**Written request**
Can you lay out the listing's lines as a Markdown table with the columns Row and Entry, giving each line a number and leaving out blank lines? Begin at the line that has "- mark-price-row: Mark Price 596.128: [44, 601, 1144, 656]" and stop after the line that has "- break-even-row: Break Even Price -: [44, 1550, 1144, 1605]".

**Excerpted data**
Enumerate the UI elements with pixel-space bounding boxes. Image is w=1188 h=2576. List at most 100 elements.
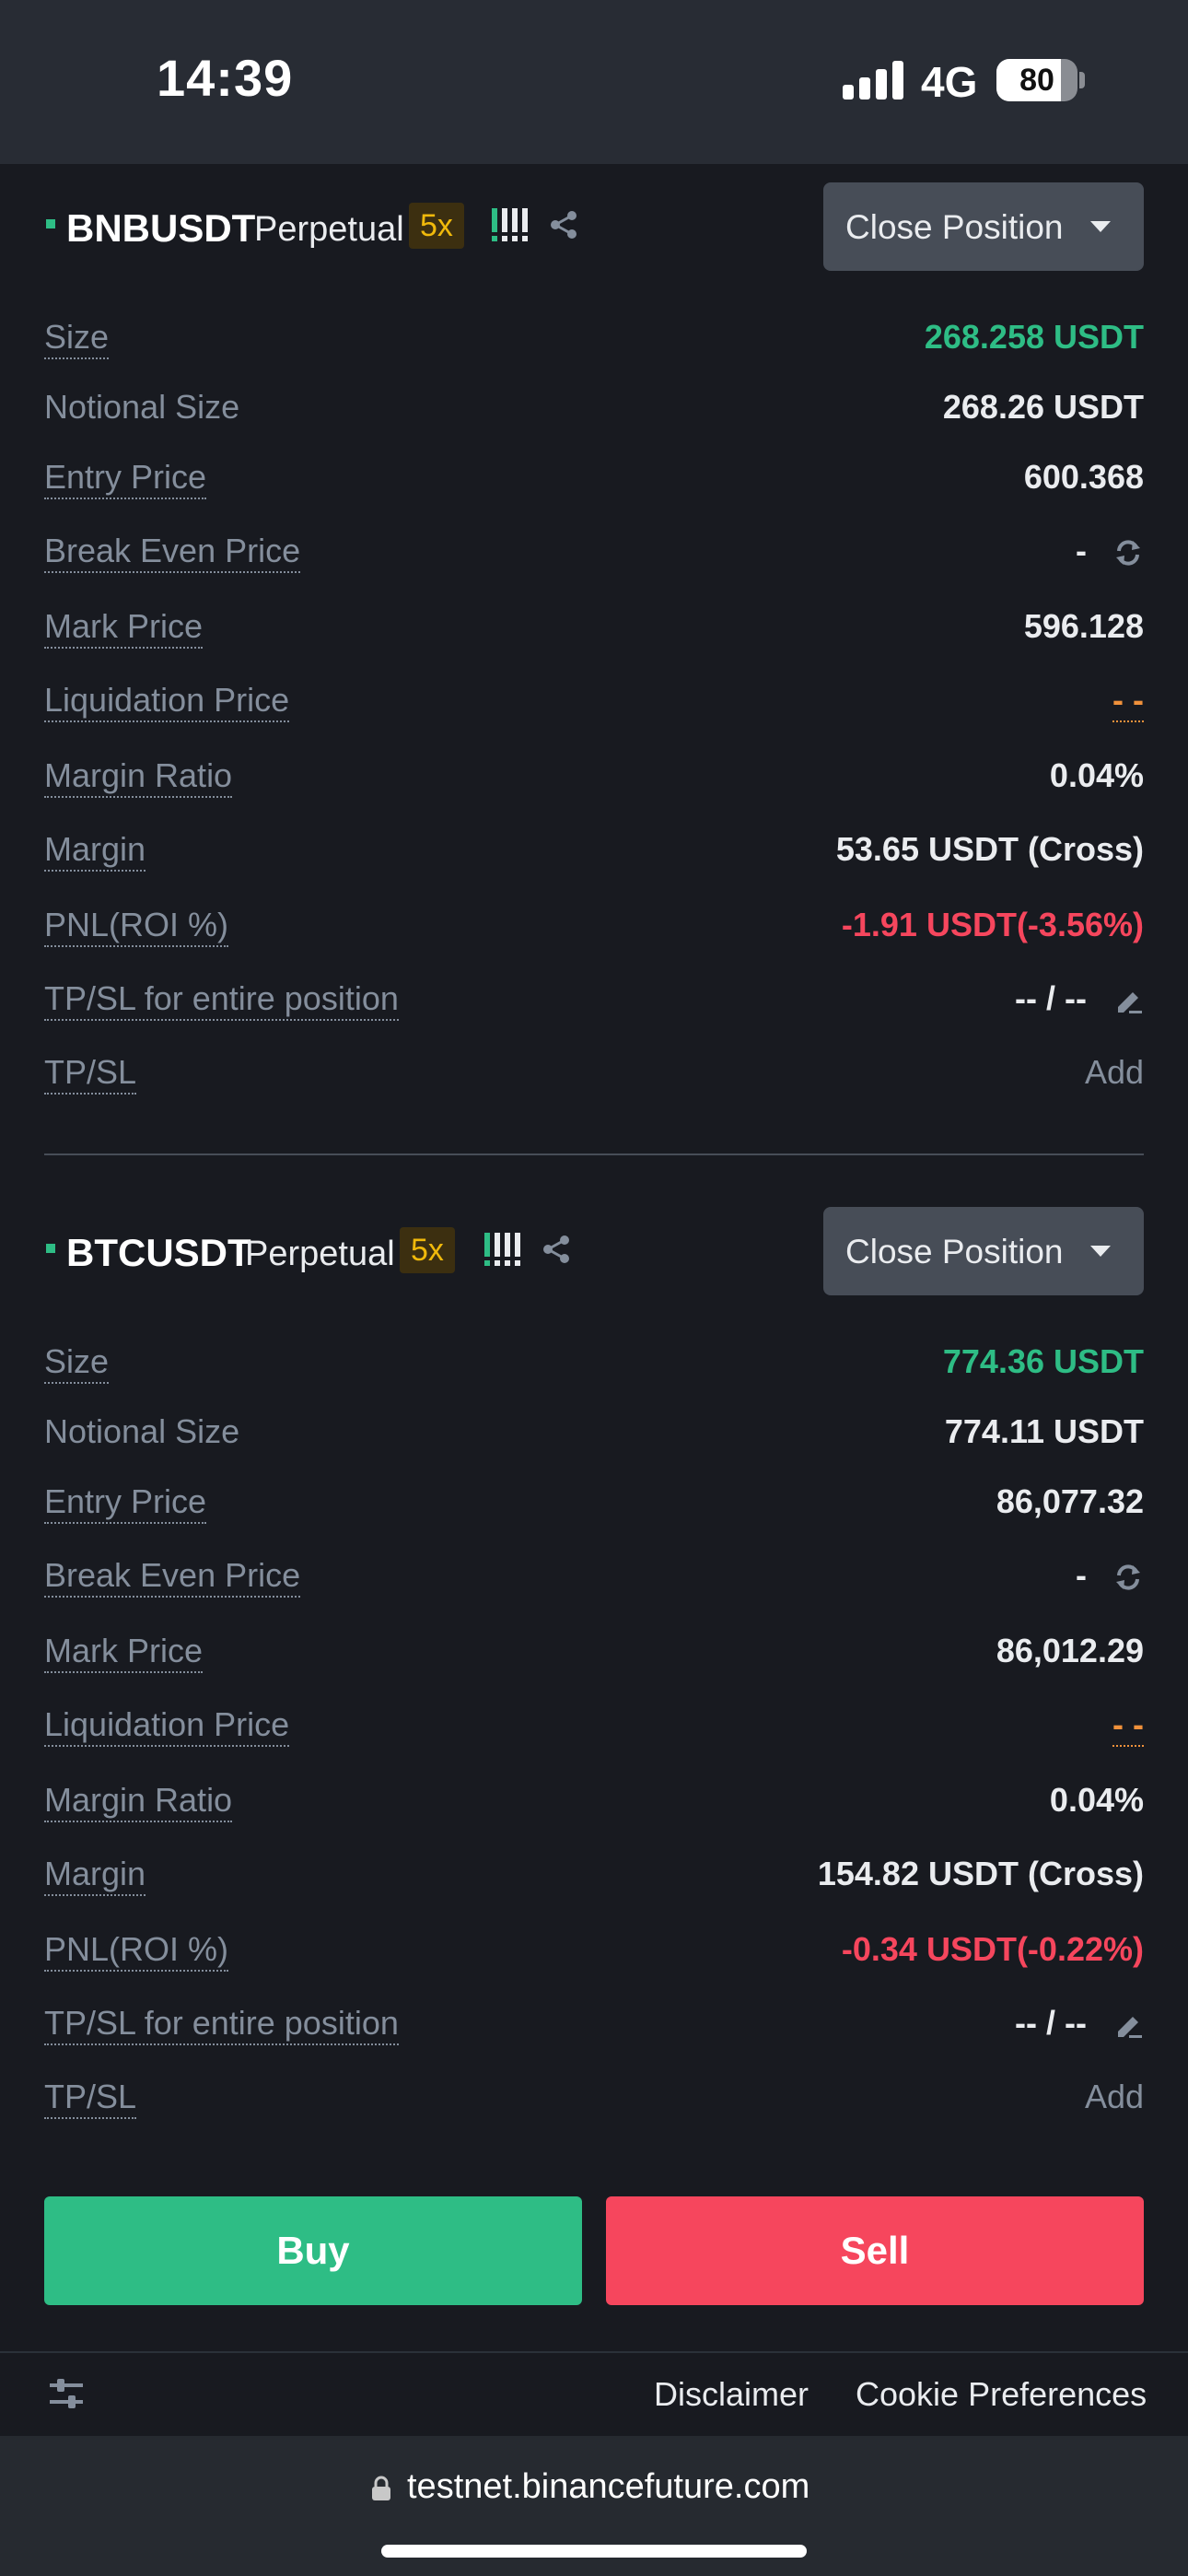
- mark-price-row: Mark Price 596.128: [44, 601, 1144, 656]
- chevron-down-icon: [1090, 1246, 1111, 1257]
- liquidation-price-cell: - -: [1112, 681, 1144, 722]
- break-even-label[interactable]: Break Even Price: [44, 1557, 301, 1598]
- sell-button[interactable]: Sell: [606, 2196, 1144, 2305]
- tpsl-entire-value: -- / --: [1015, 2004, 1087, 2042]
- margin-value: 154.82 USDT (Cross): [817, 1855, 1144, 1892]
- entry-price-row: Entry Price 600.368: [44, 451, 1144, 507]
- margin-ratio-label[interactable]: Margin Ratio: [44, 1782, 233, 1822]
- long-side-indicator: [46, 219, 55, 228]
- margin-ratio-value: 0.04%: [1049, 1781, 1144, 1819]
- edit-icon[interactable]: [1112, 985, 1144, 1016]
- break-even-value: -: [1075, 1556, 1087, 1594]
- long-side-indicator: [46, 1244, 55, 1253]
- position-card-btcusdt: BTCUSDT Perpetual 5x Close Position Size…: [44, 1207, 1144, 2128]
- url-text[interactable]: testnet.binancefuture.com: [407, 2467, 810, 2506]
- pnl-label[interactable]: PNL(ROI %): [44, 907, 229, 947]
- tpsl-label[interactable]: TP/SL: [44, 2078, 137, 2119]
- liquidation-price-row: Liquidation Price - -: [44, 674, 1144, 730]
- break-even-row: Break Even Price -: [44, 1550, 1144, 1605]
- margin-ratio-value: 0.04%: [1049, 756, 1144, 794]
- margin-ratio-row: Margin Ratio 0.04%: [44, 750, 1144, 805]
- tpsl-entire-cell: -- / --: [1015, 980, 1144, 1017]
- entry-price-label[interactable]: Entry Price: [44, 1483, 207, 1524]
- share-icon[interactable]: [547, 208, 580, 241]
- refresh-icon[interactable]: [1112, 537, 1144, 568]
- pnl-value: -1.91 USDT(-3.56%): [841, 906, 1144, 943]
- mark-price-row: Mark Price 86,012.29: [44, 1625, 1144, 1680]
- mark-price-label[interactable]: Mark Price: [44, 608, 204, 649]
- margin-ratio-label[interactable]: Margin Ratio: [44, 757, 233, 798]
- break-even-row: Break Even Price -: [44, 525, 1144, 580]
- disclaimer-link[interactable]: Disclaimer: [654, 2375, 809, 2413]
- battery-percent: 80: [1019, 63, 1054, 98]
- break-even-cell: -: [1076, 533, 1144, 569]
- margin-label[interactable]: Margin: [44, 831, 146, 872]
- break-even-value: -: [1075, 532, 1087, 569]
- adl-indicator-icon[interactable]: [488, 201, 536, 249]
- sliders-settings-icon[interactable]: [48, 2375, 85, 2412]
- size-row: Size 774.36 USDT: [44, 1336, 1144, 1391]
- chevron-down-icon: [1090, 221, 1111, 232]
- notional-size-row: Notional Size 268.26 USDT: [44, 381, 1144, 437]
- notional-size-label: Notional Size: [44, 388, 240, 426]
- tpsl-label[interactable]: TP/SL: [44, 1054, 137, 1095]
- entry-price-label[interactable]: Entry Price: [44, 459, 207, 499]
- battery-fill: [996, 59, 1061, 101]
- entry-price-row: Entry Price 86,077.32: [44, 1476, 1144, 1531]
- notional-size-value: 774.11 USDT: [944, 1412, 1144, 1450]
- position-header: BTCUSDT Perpetual 5x Close Position: [44, 1207, 1144, 1295]
- battery-tip: [1079, 72, 1085, 88]
- tpsl-add-link[interactable]: Add: [1084, 1053, 1144, 1091]
- mark-price-label[interactable]: Mark Price: [44, 1633, 204, 1673]
- contract-type: Perpetual: [254, 210, 404, 249]
- edit-icon[interactable]: [1112, 2009, 1144, 2041]
- battery-icon: 80: [996, 59, 1077, 101]
- close-position-label: Close Position: [845, 208, 1064, 246]
- contract-type: Perpetual: [245, 1235, 395, 1273]
- size-label[interactable]: Size: [44, 1343, 110, 1384]
- cookie-preferences-link[interactable]: Cookie Preferences: [856, 2375, 1147, 2413]
- liquidation-price-row: Liquidation Price - -: [44, 1699, 1144, 1754]
- size-row: Size 268.258 USDT: [44, 311, 1144, 367]
- share-icon[interactable]: [540, 1233, 573, 1266]
- position-symbol[interactable]: BTCUSDT: [66, 1231, 251, 1274]
- margin-value: 53.65 USDT (Cross): [835, 830, 1144, 868]
- adl-indicator-icon[interactable]: [481, 1225, 529, 1273]
- size-label[interactable]: Size: [44, 319, 110, 359]
- pnl-value: -0.34 USDT(-0.22%): [841, 1930, 1144, 1968]
- tpsl-row: TP/SL Add: [44, 1047, 1144, 1102]
- tpsl-row: TP/SL Add: [44, 2071, 1144, 2126]
- liquidation-price-value[interactable]: - -: [1112, 681, 1144, 722]
- liquidation-price-value[interactable]: - -: [1112, 1705, 1144, 1747]
- position-symbol[interactable]: BNBUSDT: [66, 206, 256, 250]
- mark-price-value: 596.128: [1023, 607, 1144, 645]
- leverage-badge[interactable]: 5x: [409, 203, 464, 249]
- margin-label[interactable]: Margin: [44, 1856, 146, 1896]
- tpsl-add-link[interactable]: Add: [1084, 2078, 1144, 2115]
- margin-row: Margin 154.82 USDT (Cross): [44, 1848, 1144, 1903]
- pnl-label[interactable]: PNL(ROI %): [44, 1931, 229, 1972]
- liquidation-price-label[interactable]: Liquidation Price: [44, 1706, 290, 1747]
- refresh-icon[interactable]: [1112, 1562, 1144, 1593]
- break-even-label[interactable]: Break Even Price: [44, 533, 301, 573]
- position-header: BNBUSDT Perpetual 5x Close Position: [44, 182, 1144, 271]
- entry-price-value: 600.368: [1023, 458, 1144, 496]
- liquidation-price-label[interactable]: Liquidation Price: [44, 682, 290, 722]
- size-value: 774.36 USDT: [942, 1342, 1144, 1380]
- size-value: 268.258 USDT: [924, 318, 1144, 356]
- margin-ratio-row: Margin Ratio 0.04%: [44, 1774, 1144, 1830]
- home-indicator[interactable]: [381, 2545, 807, 2558]
- entry-price-value: 86,077.32: [996, 1482, 1144, 1520]
- position-divider: [44, 1153, 1144, 1155]
- tpsl-entire-label[interactable]: TP/SL for entire position: [44, 2005, 399, 2045]
- tpsl-entire-label[interactable]: TP/SL for entire position: [44, 980, 399, 1021]
- close-position-label: Close Position: [845, 1233, 1064, 1270]
- browser-address-bar[interactable]: testnet.binancefuture.com: [0, 2436, 1188, 2576]
- close-position-button[interactable]: Close Position: [823, 1207, 1144, 1295]
- close-position-button[interactable]: Close Position: [823, 182, 1144, 271]
- status-bar: 14:39 4G 80: [0, 0, 1188, 164]
- break-even-cell: -: [1076, 1557, 1144, 1594]
- tpsl-entire-row: TP/SL for entire position -- / --: [44, 973, 1144, 1028]
- buy-button[interactable]: Buy: [44, 2196, 582, 2305]
- leverage-badge[interactable]: 5x: [400, 1227, 455, 1273]
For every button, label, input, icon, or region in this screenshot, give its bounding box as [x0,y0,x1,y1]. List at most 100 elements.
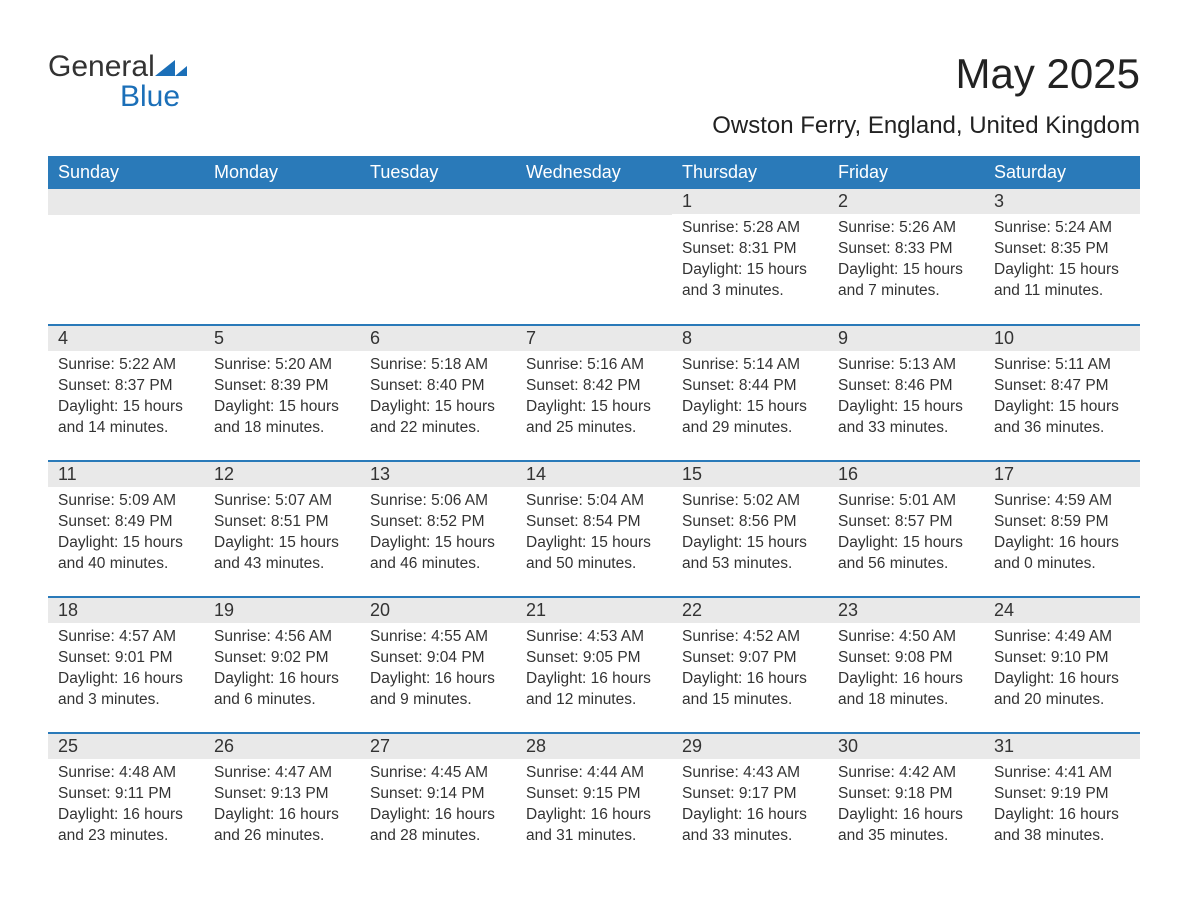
day-number: 13 [360,462,516,487]
sunrise-text: Sunrise: 4:48 AM [58,763,194,784]
sunset-text: Sunset: 8:37 PM [58,376,194,397]
sunset-text: Sunset: 9:10 PM [994,648,1130,669]
day-body: Sunrise: 5:20 AMSunset: 8:39 PMDaylight:… [204,351,360,447]
sunset-text: Sunset: 9:11 PM [58,784,194,805]
day-cell [204,189,360,325]
week-row: 1Sunrise: 5:28 AMSunset: 8:31 PMDaylight… [48,189,1140,325]
brand-part1: General [48,50,155,83]
daylight-text: Daylight: 16 hours and 3 minutes. [58,669,194,711]
day-body: Sunrise: 5:26 AMSunset: 8:33 PMDaylight:… [828,214,984,310]
daylight-text: Daylight: 15 hours and 36 minutes. [994,397,1130,439]
daylight-text: Daylight: 15 hours and 43 minutes. [214,533,350,575]
sunset-text: Sunset: 8:59 PM [994,512,1130,533]
sunset-text: Sunset: 8:47 PM [994,376,1130,397]
day-cell: 20Sunrise: 4:55 AMSunset: 9:04 PMDayligh… [360,597,516,733]
day-body: Sunrise: 4:44 AMSunset: 9:15 PMDaylight:… [516,759,672,855]
day-cell: 17Sunrise: 4:59 AMSunset: 8:59 PMDayligh… [984,461,1140,597]
day-number: 21 [516,598,672,623]
daylight-text: Daylight: 16 hours and 15 minutes. [682,669,818,711]
daylight-text: Daylight: 15 hours and 56 minutes. [838,533,974,575]
day-cell: 26Sunrise: 4:47 AMSunset: 9:13 PMDayligh… [204,733,360,869]
daylight-text: Daylight: 15 hours and 14 minutes. [58,397,194,439]
day-body: Sunrise: 4:48 AMSunset: 9:11 PMDaylight:… [48,759,204,855]
weekday-header: Sunday [48,156,204,189]
daylight-text: Daylight: 15 hours and 33 minutes. [838,397,974,439]
sunrise-text: Sunrise: 5:07 AM [214,491,350,512]
day-number: 8 [672,326,828,351]
day-body: Sunrise: 4:47 AMSunset: 9:13 PMDaylight:… [204,759,360,855]
day-number: 5 [204,326,360,351]
daylight-text: Daylight: 15 hours and 29 minutes. [682,397,818,439]
sunset-text: Sunset: 8:51 PM [214,512,350,533]
day-number: 2 [828,189,984,214]
day-number: 18 [48,598,204,623]
sunset-text: Sunset: 8:35 PM [994,239,1130,260]
sunset-text: Sunset: 9:13 PM [214,784,350,805]
week-row: 18Sunrise: 4:57 AMSunset: 9:01 PMDayligh… [48,597,1140,733]
daylight-text: Daylight: 16 hours and 9 minutes. [370,669,506,711]
day-cell: 16Sunrise: 5:01 AMSunset: 8:57 PMDayligh… [828,461,984,597]
sunrise-text: Sunrise: 5:16 AM [526,355,662,376]
sunrise-text: Sunrise: 4:49 AM [994,627,1130,648]
sunrise-text: Sunrise: 4:56 AM [214,627,350,648]
weekday-header: Thursday [672,156,828,189]
day-body: Sunrise: 5:22 AMSunset: 8:37 PMDaylight:… [48,351,204,447]
day-body: Sunrise: 5:13 AMSunset: 8:46 PMDaylight:… [828,351,984,447]
daylight-text: Daylight: 16 hours and 35 minutes. [838,805,974,847]
sunset-text: Sunset: 9:05 PM [526,648,662,669]
brand-part2: Blue [120,80,180,113]
day-cell: 1Sunrise: 5:28 AMSunset: 8:31 PMDaylight… [672,189,828,325]
day-cell: 31Sunrise: 4:41 AMSunset: 9:19 PMDayligh… [984,733,1140,869]
weekday-header: Friday [828,156,984,189]
day-body: Sunrise: 4:45 AMSunset: 9:14 PMDaylight:… [360,759,516,855]
day-cell: 8Sunrise: 5:14 AMSunset: 8:44 PMDaylight… [672,325,828,461]
day-body: Sunrise: 5:28 AMSunset: 8:31 PMDaylight:… [672,214,828,310]
sunrise-text: Sunrise: 5:09 AM [58,491,194,512]
brand-text: General Blue [48,50,187,112]
week-row: 4Sunrise: 5:22 AMSunset: 8:37 PMDaylight… [48,325,1140,461]
sunrise-text: Sunrise: 4:42 AM [838,763,974,784]
sunrise-text: Sunrise: 5:14 AM [682,355,818,376]
day-cell: 7Sunrise: 5:16 AMSunset: 8:42 PMDaylight… [516,325,672,461]
sunrise-text: Sunrise: 4:41 AM [994,763,1130,784]
sunrise-text: Sunrise: 5:24 AM [994,218,1130,239]
day-number: 20 [360,598,516,623]
day-cell: 23Sunrise: 4:50 AMSunset: 9:08 PMDayligh… [828,597,984,733]
daylight-text: Daylight: 15 hours and 7 minutes. [838,260,974,302]
day-body: Sunrise: 5:18 AMSunset: 8:40 PMDaylight:… [360,351,516,447]
day-body: Sunrise: 4:50 AMSunset: 9:08 PMDaylight:… [828,623,984,719]
day-number: 3 [984,189,1140,214]
day-number: 19 [204,598,360,623]
day-number: 31 [984,734,1140,759]
sunset-text: Sunset: 9:14 PM [370,784,506,805]
day-body: Sunrise: 4:55 AMSunset: 9:04 PMDaylight:… [360,623,516,719]
day-number: 25 [48,734,204,759]
day-number: 15 [672,462,828,487]
day-number: 24 [984,598,1140,623]
sunrise-text: Sunrise: 5:13 AM [838,355,974,376]
daylight-text: Daylight: 15 hours and 18 minutes. [214,397,350,439]
header-bar: General Blue May 2025 Owston Ferry, Engl… [48,50,1140,150]
location-text: Owston Ferry, England, United Kingdom [712,112,1140,140]
day-body: Sunrise: 4:49 AMSunset: 9:10 PMDaylight:… [984,623,1140,719]
sunset-text: Sunset: 9:19 PM [994,784,1130,805]
day-cell: 12Sunrise: 5:07 AMSunset: 8:51 PMDayligh… [204,461,360,597]
day-number: 14 [516,462,672,487]
sunset-text: Sunset: 9:15 PM [526,784,662,805]
day-number: 16 [828,462,984,487]
daylight-text: Daylight: 16 hours and 12 minutes. [526,669,662,711]
daylight-text: Daylight: 16 hours and 28 minutes. [370,805,506,847]
sunrise-text: Sunrise: 4:55 AM [370,627,506,648]
sunset-text: Sunset: 8:52 PM [370,512,506,533]
sunrise-text: Sunrise: 5:26 AM [838,218,974,239]
daylight-text: Daylight: 15 hours and 46 minutes. [370,533,506,575]
sunset-text: Sunset: 8:57 PM [838,512,974,533]
day-body: Sunrise: 5:16 AMSunset: 8:42 PMDaylight:… [516,351,672,447]
day-cell: 27Sunrise: 4:45 AMSunset: 9:14 PMDayligh… [360,733,516,869]
sunrise-text: Sunrise: 4:45 AM [370,763,506,784]
sunset-text: Sunset: 8:46 PM [838,376,974,397]
sunrise-text: Sunrise: 5:22 AM [58,355,194,376]
day-number: 1 [672,189,828,214]
day-cell: 11Sunrise: 5:09 AMSunset: 8:49 PMDayligh… [48,461,204,597]
day-cell: 9Sunrise: 5:13 AMSunset: 8:46 PMDaylight… [828,325,984,461]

**Solution**
| Row | Entry |
|---|---|
| 1 | - mark-price-row: Mark Price 596.128: [44, 601, 1144, 656] |
| 2 | - chevron-down-icon: [1090, 1246, 1111, 1257] |
| 3 | - liquidation-price-cell: - -: [1112, 681, 1144, 722] |
| 4 | - break-even-label[interactable]: Break Even Price: [44, 1557, 301, 1598] |
| 5 | - sell-button[interactable]: Sell: [606, 2196, 1144, 2305] |
| 6 | - tpsl-entire-value: -- / --: [1015, 2004, 1087, 2042] |
| 7 | - margin-value: 154.82 USDT (Cross): [817, 1855, 1144, 1892] |
| 8 | - entry-price-row: Entry Price 600.368: [44, 451, 1144, 507] |
| 9 | - margin-ratio-label[interactable]: Margin Ratio: [44, 1782, 233, 1822] |
| 10 | - long-side-indicator: [46, 219, 55, 228] |
| 11 | - margin-ratio-value: 0.04%: [1049, 1781, 1144, 1819] |
| 12 | - edit-icon[interactable]: [1112, 985, 1144, 1016] |
| 13 | - break-even-value: -: [1075, 1556, 1087, 1594] |
| 14 | - long-side-indicator: [46, 1244, 55, 1253] |
| 15 | - position-card-btcusdt: BTCUSDT Perpetual 5x Close Position Size…: [44, 1207, 1144, 2128] |
| 16 | - url-text[interactable]: testnet.binancefuture.com: [407, 2467, 810, 2506] |
| 17 | - pnl-label[interactable]: PNL(ROI %): [44, 907, 229, 947] |
| 18 | - tpsl-label[interactable]: TP/SL: [44, 2078, 137, 2119] |
| 19 | - liquidation-price-row: Liquidation Price - -: [44, 674, 1144, 730] |
| 20 | - break-even-row: Break Even Price -: [44, 1550, 1144, 1605] |